Out of the lines below, please list those that hold the string "Beschreibung".

= Beginning of Section =

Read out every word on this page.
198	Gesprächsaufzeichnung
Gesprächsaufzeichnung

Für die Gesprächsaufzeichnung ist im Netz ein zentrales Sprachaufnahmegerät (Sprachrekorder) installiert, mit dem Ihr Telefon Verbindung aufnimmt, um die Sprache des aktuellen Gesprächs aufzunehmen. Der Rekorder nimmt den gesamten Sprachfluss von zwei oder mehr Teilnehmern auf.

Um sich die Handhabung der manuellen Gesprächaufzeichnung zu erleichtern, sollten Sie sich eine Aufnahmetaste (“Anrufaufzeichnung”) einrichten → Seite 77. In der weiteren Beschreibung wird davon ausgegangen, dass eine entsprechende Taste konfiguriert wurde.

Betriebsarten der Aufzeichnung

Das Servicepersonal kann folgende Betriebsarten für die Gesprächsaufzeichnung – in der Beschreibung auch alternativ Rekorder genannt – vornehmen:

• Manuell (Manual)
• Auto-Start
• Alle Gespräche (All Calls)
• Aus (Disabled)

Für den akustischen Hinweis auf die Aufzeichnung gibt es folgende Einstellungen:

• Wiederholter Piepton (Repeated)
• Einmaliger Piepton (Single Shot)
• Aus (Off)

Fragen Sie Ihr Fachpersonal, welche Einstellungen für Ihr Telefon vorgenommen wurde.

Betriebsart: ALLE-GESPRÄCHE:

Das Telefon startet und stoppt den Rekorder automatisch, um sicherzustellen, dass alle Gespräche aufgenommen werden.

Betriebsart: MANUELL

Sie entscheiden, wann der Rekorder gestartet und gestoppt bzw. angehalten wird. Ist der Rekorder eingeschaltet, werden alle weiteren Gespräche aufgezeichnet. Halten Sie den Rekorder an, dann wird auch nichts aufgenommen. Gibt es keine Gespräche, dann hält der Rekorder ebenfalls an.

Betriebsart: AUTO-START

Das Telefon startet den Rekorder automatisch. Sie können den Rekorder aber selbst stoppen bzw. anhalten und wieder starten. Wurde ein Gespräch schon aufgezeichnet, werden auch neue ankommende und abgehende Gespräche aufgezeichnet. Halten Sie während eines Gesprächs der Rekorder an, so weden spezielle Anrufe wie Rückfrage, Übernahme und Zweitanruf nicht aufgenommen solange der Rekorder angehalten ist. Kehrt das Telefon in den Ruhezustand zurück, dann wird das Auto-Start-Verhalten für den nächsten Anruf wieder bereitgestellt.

= End of Section =

▶ Task result
Um sich die Handhabung der manuellen Gesprächaufzeichnung zu erleichtern, sollten Sie sich eine Aufnahmetaste (“Anrufaufzeichnung”) einrichten → Seite 77. In der weiteren Beschreibung wird davon ausgegangen, dass eine entsprechende Taste konfiguriert wurde.
Das Servicepersonal kann folgende Betriebsarten für die Gesprächsaufzeichnung – in der Beschreibung auch alternativ Rekorder genannt – vornehmen:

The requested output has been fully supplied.